• **OBJECTIVE**
Find all lines in the records that include the word "schemes", and copy them out.

Data records:
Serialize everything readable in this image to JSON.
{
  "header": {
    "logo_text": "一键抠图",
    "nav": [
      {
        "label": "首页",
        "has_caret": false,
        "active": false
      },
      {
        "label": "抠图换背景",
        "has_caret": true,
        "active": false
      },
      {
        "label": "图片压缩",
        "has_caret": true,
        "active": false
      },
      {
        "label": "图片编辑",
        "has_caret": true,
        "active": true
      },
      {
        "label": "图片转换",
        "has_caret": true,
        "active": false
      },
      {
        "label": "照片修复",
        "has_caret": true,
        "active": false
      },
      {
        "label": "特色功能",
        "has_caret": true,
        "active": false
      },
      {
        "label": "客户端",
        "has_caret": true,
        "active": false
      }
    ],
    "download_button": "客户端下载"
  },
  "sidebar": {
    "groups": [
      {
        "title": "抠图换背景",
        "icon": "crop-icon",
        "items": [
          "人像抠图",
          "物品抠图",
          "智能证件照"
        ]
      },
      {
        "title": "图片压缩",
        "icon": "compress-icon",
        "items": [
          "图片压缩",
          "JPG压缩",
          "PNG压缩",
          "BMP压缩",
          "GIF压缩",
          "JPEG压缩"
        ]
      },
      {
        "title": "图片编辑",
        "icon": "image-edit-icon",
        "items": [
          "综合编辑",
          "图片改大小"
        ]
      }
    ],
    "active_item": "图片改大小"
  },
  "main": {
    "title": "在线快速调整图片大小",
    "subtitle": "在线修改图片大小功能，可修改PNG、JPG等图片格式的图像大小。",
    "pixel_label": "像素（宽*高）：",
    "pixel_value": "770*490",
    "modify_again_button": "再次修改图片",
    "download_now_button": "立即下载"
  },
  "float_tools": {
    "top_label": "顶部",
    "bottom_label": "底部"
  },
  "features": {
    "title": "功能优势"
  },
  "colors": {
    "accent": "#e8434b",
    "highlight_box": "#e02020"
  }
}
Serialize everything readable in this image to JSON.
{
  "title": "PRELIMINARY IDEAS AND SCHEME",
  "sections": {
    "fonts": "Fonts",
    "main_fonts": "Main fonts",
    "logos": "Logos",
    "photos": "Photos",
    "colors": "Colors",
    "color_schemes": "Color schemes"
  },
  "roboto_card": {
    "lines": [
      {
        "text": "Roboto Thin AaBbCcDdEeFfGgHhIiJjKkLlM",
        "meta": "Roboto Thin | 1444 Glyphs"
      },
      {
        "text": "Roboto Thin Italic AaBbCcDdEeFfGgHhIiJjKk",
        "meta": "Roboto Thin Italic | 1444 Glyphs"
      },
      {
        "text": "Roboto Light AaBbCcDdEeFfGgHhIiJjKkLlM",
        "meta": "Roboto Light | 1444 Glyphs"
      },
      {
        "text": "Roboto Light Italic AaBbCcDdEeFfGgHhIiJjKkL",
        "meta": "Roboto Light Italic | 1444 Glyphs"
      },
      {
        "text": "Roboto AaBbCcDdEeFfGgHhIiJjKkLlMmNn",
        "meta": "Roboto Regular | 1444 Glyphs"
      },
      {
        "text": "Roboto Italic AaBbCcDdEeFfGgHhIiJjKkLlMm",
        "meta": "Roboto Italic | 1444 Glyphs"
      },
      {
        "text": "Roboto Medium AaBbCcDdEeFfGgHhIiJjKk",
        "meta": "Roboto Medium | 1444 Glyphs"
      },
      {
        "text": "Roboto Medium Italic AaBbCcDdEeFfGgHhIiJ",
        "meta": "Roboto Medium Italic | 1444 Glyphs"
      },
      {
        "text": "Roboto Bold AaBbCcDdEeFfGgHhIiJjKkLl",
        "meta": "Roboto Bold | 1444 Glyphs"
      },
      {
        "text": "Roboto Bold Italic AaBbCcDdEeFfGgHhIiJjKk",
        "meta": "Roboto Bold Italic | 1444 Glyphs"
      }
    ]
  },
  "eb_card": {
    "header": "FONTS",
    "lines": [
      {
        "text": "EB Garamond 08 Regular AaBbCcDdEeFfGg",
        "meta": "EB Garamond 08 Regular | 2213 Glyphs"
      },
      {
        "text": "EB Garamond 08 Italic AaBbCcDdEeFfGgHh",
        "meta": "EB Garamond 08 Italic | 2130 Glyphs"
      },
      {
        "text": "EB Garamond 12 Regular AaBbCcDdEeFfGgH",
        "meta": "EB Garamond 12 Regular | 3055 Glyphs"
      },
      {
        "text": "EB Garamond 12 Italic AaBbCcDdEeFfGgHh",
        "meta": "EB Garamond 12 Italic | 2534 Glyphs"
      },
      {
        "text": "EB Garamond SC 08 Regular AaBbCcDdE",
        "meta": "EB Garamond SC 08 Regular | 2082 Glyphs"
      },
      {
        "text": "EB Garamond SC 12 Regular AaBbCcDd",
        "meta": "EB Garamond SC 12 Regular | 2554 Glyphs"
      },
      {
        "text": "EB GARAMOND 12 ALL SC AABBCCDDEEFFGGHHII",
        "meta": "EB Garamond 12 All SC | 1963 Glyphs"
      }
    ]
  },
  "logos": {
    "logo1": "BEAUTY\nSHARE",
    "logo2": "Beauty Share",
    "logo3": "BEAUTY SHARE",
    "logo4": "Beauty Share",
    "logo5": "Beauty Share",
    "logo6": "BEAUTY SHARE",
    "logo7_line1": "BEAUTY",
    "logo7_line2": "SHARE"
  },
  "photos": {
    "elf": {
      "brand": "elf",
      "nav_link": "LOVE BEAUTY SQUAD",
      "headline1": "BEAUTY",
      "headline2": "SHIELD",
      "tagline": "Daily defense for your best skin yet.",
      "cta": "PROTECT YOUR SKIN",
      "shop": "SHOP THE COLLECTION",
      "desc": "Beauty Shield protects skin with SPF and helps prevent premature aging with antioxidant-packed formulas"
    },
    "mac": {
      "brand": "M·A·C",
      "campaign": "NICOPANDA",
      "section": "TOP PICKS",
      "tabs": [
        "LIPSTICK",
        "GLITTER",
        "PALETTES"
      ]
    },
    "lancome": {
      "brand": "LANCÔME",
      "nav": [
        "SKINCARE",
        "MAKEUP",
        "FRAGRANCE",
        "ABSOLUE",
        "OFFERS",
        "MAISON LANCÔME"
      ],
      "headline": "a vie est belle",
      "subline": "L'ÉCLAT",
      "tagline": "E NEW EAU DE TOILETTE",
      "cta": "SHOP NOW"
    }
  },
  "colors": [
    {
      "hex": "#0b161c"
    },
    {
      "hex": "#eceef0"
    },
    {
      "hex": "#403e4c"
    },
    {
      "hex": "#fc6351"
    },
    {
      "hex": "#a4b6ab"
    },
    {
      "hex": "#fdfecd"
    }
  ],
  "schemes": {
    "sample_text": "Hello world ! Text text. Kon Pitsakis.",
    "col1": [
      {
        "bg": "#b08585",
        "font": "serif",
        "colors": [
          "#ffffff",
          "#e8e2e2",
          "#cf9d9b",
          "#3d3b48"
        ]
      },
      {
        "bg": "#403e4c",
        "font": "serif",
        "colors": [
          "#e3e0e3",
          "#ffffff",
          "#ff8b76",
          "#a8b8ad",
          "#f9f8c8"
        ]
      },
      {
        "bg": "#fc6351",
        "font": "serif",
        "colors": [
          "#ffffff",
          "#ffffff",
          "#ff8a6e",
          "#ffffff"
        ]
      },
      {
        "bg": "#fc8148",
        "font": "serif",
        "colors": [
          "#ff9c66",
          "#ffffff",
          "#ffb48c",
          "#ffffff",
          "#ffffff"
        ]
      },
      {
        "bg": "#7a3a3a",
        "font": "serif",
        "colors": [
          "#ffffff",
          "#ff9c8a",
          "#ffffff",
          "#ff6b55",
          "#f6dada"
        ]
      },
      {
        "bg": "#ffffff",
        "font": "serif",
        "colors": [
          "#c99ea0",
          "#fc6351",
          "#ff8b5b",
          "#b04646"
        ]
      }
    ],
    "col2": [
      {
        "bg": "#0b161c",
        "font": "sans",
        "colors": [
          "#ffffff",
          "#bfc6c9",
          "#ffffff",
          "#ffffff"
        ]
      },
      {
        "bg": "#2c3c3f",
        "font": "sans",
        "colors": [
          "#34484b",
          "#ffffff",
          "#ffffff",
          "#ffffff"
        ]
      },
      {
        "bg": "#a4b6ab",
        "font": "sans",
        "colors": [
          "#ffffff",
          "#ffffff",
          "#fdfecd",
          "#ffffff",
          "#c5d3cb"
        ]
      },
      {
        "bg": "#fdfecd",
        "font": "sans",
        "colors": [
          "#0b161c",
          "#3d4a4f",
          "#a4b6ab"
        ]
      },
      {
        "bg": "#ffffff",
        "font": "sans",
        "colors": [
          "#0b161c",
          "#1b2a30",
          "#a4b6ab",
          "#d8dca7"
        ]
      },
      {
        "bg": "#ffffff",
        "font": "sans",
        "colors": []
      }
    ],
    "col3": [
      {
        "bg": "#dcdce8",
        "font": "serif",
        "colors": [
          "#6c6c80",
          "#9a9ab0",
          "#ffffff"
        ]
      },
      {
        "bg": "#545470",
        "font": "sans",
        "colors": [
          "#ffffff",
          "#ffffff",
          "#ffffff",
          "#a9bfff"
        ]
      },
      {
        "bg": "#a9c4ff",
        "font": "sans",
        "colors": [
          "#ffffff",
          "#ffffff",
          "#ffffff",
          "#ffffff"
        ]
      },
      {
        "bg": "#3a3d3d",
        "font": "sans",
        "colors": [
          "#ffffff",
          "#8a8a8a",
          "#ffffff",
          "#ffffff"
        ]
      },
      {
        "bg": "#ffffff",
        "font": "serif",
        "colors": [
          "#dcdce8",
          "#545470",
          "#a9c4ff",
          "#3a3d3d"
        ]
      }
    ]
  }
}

• **THE RESPONSE**
    "color_schemes": "Color schemes"
  "schemes": {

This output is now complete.